INPUT MATERIAL:
++++++++++
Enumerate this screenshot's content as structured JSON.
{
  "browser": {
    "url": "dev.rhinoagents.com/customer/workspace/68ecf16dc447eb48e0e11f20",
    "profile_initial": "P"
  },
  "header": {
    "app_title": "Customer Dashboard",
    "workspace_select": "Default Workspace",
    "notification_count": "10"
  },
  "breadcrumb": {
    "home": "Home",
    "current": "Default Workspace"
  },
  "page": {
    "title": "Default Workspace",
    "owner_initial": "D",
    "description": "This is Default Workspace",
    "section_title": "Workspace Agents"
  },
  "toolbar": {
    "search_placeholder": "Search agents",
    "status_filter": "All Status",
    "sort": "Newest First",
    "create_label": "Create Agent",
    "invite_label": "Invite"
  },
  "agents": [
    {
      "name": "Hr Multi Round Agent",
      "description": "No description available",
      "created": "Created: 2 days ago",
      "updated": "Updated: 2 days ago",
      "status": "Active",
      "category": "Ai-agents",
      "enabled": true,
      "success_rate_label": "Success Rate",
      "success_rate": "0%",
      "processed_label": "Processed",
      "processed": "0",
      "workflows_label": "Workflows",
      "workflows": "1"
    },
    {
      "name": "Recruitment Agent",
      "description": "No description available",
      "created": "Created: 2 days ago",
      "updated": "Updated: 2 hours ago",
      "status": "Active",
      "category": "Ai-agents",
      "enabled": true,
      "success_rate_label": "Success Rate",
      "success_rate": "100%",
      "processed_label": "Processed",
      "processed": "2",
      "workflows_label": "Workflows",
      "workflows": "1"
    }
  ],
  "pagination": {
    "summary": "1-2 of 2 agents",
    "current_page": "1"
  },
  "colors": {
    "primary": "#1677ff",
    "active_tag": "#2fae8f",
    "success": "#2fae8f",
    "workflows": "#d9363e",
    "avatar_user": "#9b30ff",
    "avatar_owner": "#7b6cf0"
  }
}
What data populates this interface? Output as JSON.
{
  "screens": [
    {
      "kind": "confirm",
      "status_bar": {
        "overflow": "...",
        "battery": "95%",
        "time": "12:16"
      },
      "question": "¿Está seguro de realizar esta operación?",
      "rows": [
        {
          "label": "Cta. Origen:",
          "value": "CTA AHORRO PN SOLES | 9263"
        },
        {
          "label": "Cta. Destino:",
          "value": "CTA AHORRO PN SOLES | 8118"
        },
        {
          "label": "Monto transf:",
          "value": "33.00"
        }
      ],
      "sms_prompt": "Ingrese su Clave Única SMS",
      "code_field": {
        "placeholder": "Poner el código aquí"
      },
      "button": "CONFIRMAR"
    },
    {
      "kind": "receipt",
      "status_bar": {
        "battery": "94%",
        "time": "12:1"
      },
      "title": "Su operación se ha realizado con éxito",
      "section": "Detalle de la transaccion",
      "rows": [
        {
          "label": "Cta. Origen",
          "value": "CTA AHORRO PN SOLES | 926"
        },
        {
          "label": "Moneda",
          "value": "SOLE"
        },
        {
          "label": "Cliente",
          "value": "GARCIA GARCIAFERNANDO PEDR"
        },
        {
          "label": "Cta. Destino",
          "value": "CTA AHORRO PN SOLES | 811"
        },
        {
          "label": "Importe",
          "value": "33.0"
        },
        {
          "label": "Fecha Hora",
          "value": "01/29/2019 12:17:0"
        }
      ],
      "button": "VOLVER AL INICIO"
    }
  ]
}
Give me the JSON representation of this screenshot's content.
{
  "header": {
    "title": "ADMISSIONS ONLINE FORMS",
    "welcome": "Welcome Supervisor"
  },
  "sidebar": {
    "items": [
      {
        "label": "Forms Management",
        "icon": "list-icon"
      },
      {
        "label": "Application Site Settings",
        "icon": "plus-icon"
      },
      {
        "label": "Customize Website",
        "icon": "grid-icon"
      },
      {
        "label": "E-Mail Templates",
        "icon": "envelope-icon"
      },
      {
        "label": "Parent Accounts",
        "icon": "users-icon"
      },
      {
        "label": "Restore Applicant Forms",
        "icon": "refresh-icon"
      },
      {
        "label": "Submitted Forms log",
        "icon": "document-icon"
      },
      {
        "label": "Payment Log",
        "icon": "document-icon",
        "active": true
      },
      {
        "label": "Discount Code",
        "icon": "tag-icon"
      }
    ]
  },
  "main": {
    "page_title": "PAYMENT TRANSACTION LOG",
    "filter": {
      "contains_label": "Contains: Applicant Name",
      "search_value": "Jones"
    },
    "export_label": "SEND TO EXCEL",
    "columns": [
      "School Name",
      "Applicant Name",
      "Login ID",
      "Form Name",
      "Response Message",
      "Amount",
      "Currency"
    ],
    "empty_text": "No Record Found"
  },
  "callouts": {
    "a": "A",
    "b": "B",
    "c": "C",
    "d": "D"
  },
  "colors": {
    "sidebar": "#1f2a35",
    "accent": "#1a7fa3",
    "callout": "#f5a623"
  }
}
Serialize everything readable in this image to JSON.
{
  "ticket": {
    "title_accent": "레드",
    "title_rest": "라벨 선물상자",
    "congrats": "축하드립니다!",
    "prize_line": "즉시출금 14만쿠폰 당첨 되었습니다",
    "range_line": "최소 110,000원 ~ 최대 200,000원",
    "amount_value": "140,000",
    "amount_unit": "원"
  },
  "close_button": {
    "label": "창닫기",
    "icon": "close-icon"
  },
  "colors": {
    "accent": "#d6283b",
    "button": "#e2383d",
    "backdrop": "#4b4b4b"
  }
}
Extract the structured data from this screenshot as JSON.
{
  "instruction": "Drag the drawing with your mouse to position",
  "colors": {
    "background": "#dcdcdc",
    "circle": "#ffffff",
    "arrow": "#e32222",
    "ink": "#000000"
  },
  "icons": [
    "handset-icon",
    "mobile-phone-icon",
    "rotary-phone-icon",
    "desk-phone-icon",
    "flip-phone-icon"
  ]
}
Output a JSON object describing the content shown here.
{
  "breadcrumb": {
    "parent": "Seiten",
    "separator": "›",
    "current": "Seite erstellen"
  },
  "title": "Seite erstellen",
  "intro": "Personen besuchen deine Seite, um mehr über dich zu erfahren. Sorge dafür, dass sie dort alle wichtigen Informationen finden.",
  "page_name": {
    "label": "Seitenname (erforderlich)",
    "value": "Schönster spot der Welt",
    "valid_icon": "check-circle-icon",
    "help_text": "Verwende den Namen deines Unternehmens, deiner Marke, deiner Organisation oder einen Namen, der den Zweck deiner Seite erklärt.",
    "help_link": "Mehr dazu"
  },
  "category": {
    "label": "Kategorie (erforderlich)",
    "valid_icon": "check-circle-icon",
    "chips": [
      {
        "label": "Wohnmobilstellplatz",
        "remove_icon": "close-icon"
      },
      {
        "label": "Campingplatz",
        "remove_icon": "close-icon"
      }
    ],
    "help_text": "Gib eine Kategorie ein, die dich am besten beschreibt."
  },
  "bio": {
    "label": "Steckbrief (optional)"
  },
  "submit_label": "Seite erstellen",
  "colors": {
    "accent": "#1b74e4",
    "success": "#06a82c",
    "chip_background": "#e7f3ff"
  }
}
++++++++++
REQUIREMENTS:
Your task is to reproduce the whole listing exactly.

RESPONSE:
Enumerate this screenshot's content as structured JSON.
{
  "browser": {
    "url": "dev.rhinoagents.com/customer/workspace/68ecf16dc447eb48e0e11f20",
    "profile_initial": "P"
  },
  "header": {
    "app_title": "Customer Dashboard",
    "workspace_select": "Default Workspace",
    "notification_count": "10"
  },
  "breadcrumb": {
    "home": "Home",
    "current": "Default Workspace"
  },
  "page": {
    "title": "Default Workspace",
    "owner_initial": "D",
    "description": "This is Default Workspace",
    "section_title": "Workspace Agents"
  },
  "toolbar": {
    "search_placeholder": "Search agents",
    "status_filter": "All Status",
    "sort": "Newest First",
    "create_label": "Create Agent",
    "invite_label": "Invite"
  },
  "agents": [
    {
      "name": "Hr Multi Round Agent",
      "description": "No description available",
      "created": "Created: 2 days ago",
      "updated": "Updated: 2 days ago",
      "status": "Active",
      "category": "Ai-agents",
      "enabled": true,
      "success_rate_label": "Success Rate",
      "success_rate": "0%",
      "processed_label": "Processed",
      "processed": "0",
      "workflows_label": "Workflows",
      "workflows": "1"
    },
    {
      "name": "Recruitment Agent",
      "description": "No description available",
      "created": "Created: 2 days ago",
      "updated": "Updated: 2 hours ago",
      "status": "Active",
      "category": "Ai-agents",
      "enabled": true,
      "success_rate_label": "Success Rate",
      "success_rate": "100%",
      "processed_label": "Processed",
      "processed": "2",
      "workflows_label": "Workflows",
      "workflows": "1"
    }
  ],
  "pagination": {
    "summary": "1-2 of 2 agents",
    "current_page": "1"
  },
  "colors": {
    "primary": "#1677ff",
    "active_tag": "#2fae8f",
    "success": "#2fae8f",
    "workflows": "#d9363e",
    "avatar_user": "#9b30ff",
    "avatar_owner": "#7b6cf0"
  }
}
What data populates this interface? Output as JSON.
{
  "screens": [
    {
      "kind": "confirm",
      "status_bar": {
        "overflow": "...",
        "battery": "95%",
        "time": "12:16"
      },
      "question": "¿Está seguro de realizar esta operación?",
      "rows": [
        {
          "label": "Cta. Origen:",
          "value": "CTA AHORRO PN SOLES | 9263"
        },
        {
          "label": "Cta. Destino:",
          "value": "CTA AHORRO PN SOLES | 8118"
        },
        {
          "label": "Monto transf:",
          "value": "33.00"
        }
      ],
      "sms_prompt": "Ingrese su Clave Única SMS",
      "code_field": {
        "placeholder": "Poner el código aquí"
      },
      "button": "CONFIRMAR"
    },
    {
      "kind": "receipt",
      "status_bar": {
        "battery": "94%",
        "time": "12:1"
      },
      "title": "Su operación se ha realizado con éxito",
      "section": "Detalle de la transaccion",
      "rows": [
        {
          "label": "Cta. Origen",
          "value": "CTA AHORRO PN SOLES | 926"
        },
        {
          "label": "Moneda",
          "value": "SOLE"
        },
        {
          "label": "Cliente",
          "value": "GARCIA GARCIAFERNANDO PEDR"
        },
        {
          "label": "Cta. Destino",
          "value": "CTA AHORRO PN SOLES | 811"
        },
        {
          "label": "Importe",
          "value": "33.0"
        },
        {
          "label": "Fecha Hora",
          "value": "01/29/2019 12:17:0"
        }
      ],
      "button": "VOLVER AL INICIO"
    }
  ]
}
Give me the JSON representation of this screenshot's content.
{
  "header": {
    "title": "ADMISSIONS ONLINE FORMS",
    "welcome": "Welcome Supervisor"
  },
  "sidebar": {
    "items": [
      {
        "label": "Forms Management",
        "icon": "list-icon"
      },
      {
        "label": "Application Site Settings",
        "icon": "plus-icon"
      },
      {
        "label": "Customize Website",
        "icon": "grid-icon"
      },
      {
        "label": "E-Mail Templates",
        "icon": "envelope-icon"
      },
      {
        "label": "Parent Accounts",
        "icon": "users-icon"
      },
      {
        "label": "Restore Applicant Forms",
        "icon": "refresh-icon"
      },
      {
        "label": "Submitted Forms log",
        "icon": "document-icon"
      },
      {
        "label": "Payment Log",
        "icon": "document-icon",
        "active": true
      },
      {
        "label": "Discount Code",
        "icon": "tag-icon"
      }
    ]
  },
  "main": {
    "page_title": "PAYMENT TRANSACTION LOG",
    "filter": {
      "contains_label": "Contains: Applicant Name",
      "search_value": "Jones"
    },
    "export_label": "SEND TO EXCEL",
    "columns": [
      "School Name",
      "Applicant Name",
      "Login ID",
      "Form Name",
      "Response Message",
      "Amount",
      "Currency"
    ],
    "empty_text": "No Record Found"
  },
  "callouts": {
    "a": "A",
    "b": "B",
    "c": "C",
    "d": "D"
  },
  "colors": {
    "sidebar": "#1f2a35",
    "accent": "#1a7fa3",
    "callout": "#f5a623"
  }
}
Serialize everything readable in this image to JSON.
{
  "ticket": {
    "title_accent": "레드",
    "title_rest": "라벨 선물상자",
    "congrats": "축하드립니다!",
    "prize_line": "즉시출금 14만쿠폰 당첨 되었습니다",
    "range_line": "최소 110,000원 ~ 최대 200,000원",
    "amount_value": "140,000",
    "amount_unit": "원"
  },
  "close_button": {
    "label": "창닫기",
    "icon": "close-icon"
  },
  "colors": {
    "accent": "#d6283b",
    "button": "#e2383d",
    "backdrop": "#4b4b4b"
  }
}
Extract the structured data from this screenshot as JSON.
{
  "instruction": "Drag the drawing with your mouse to position",
  "colors": {
    "background": "#dcdcdc",
    "circle": "#ffffff",
    "arrow": "#e32222",
    "ink": "#000000"
  },
  "icons": [
    "handset-icon",
    "mobile-phone-icon",
    "rotary-phone-icon",
    "desk-phone-icon",
    "flip-phone-icon"
  ]
}
Output a JSON object describing the content shown here.
{
  "breadcrumb": {
    "parent": "Seiten",
    "separator": "›",
    "current": "Seite erstellen"
  },
  "title": "Seite erstellen",
  "intro": "Personen besuchen deine Seite, um mehr über dich zu erfahren. Sorge dafür, dass sie dort alle wichtigen Informationen finden.",
  "page_name": {
    "label": "Seitenname (erforderlich)",
    "value": "Schönster spot der Welt",
    "valid_icon": "check-circle-icon",
    "help_text": "Verwende den Namen deines Unternehmens, deiner Marke, deiner Organisation oder einen Namen, der den Zweck deiner Seite erklärt.",
    "help_link": "Mehr dazu"
  },
  "category": {
    "label": "Kategorie (erforderlich)",
    "valid_icon": "check-circle-icon",
    "chips": [
      {
        "label": "Wohnmobilstellplatz",
        "remove_icon": "close-icon"
      },
      {
        "label": "Campingplatz",
        "remove_icon": "close-icon"
      }
    ],
    "help_text": "Gib eine Kategorie ein, die dich am besten beschreibt."
  },
  "bio": {
    "label": "Steckbrief (optional)"
  },
  "submit_label": "Seite erstellen",
  "colors": {
    "accent": "#1b74e4",
    "success": "#06a82c",
    "chip_background": "#e7f3ff"
  }
}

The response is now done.